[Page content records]
****************
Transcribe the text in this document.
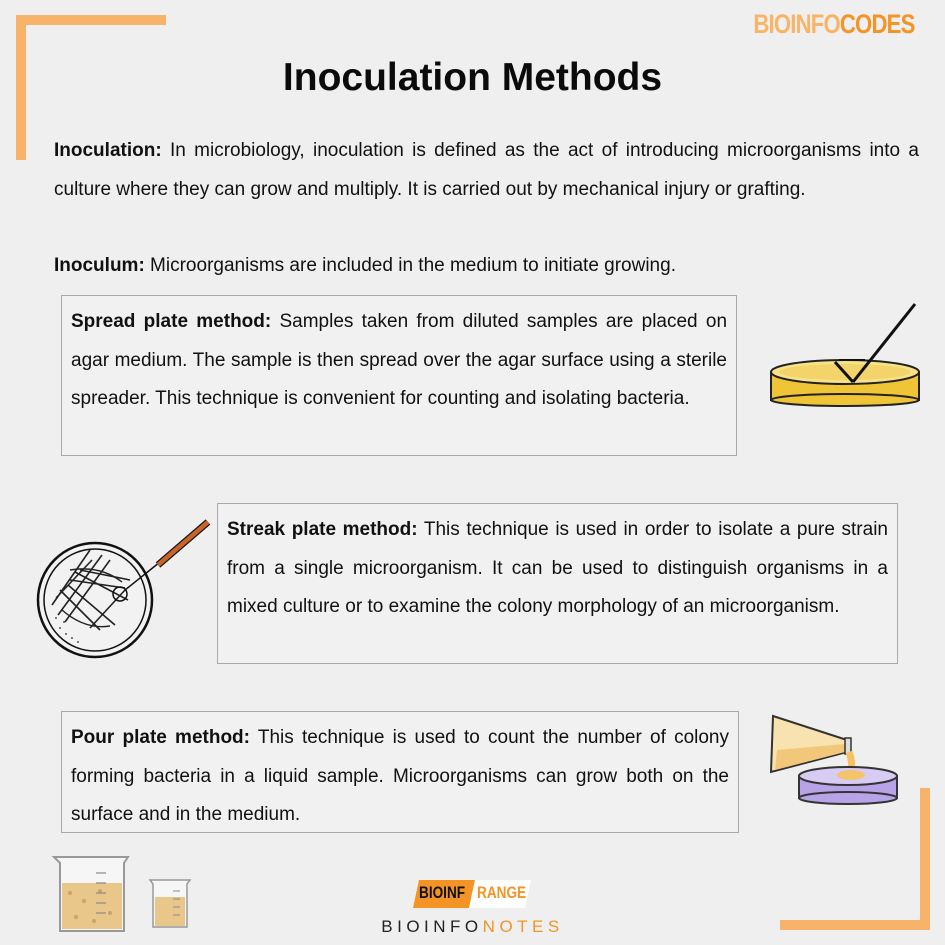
BIOINFOCODES
Inoculation Methods

Inoculation: In microbiology, inoculation is defined as the act of introducing microorganisms into a culture where they can grow and multiply. It is carried out by mechanical injury or grafting.

Inoculum: Microorganisms are included in the medium to initiate growing.

Spread plate method: Samples taken from diluted samples are placed on agar medium. The sample is then spread over the agar surface using a sterile spreader. This technique is convenient for counting and isolating bacteria.

Streak plate method: This technique is used in order to isolate a pure strain from a single microorganism. It can be used to distinguish organisms in a mixed culture or to examine the colony morphology of an microorganism.

Pour plate method: This technique is used to count the number of colony forming bacteria in a liquid sample. Microorganisms can grow both on the surface and in the medium.

BIOINF RANGE
BIOINFONOTES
****************
Each line with the word "from" in the records above belongs in the result; copy all of them.

Spread plate method: Samples taken from diluted samples are placed on agar medium. The sample is then spread over the agar surface using a sterile spreader. This technique is convenient for counting and isolating bacteria.
Streak plate method: This technique is used in order to isolate a pure strain from a single microorganism. It can be used to distinguish organisms in a mixed culture or to examine the colony morphology of an microorganism.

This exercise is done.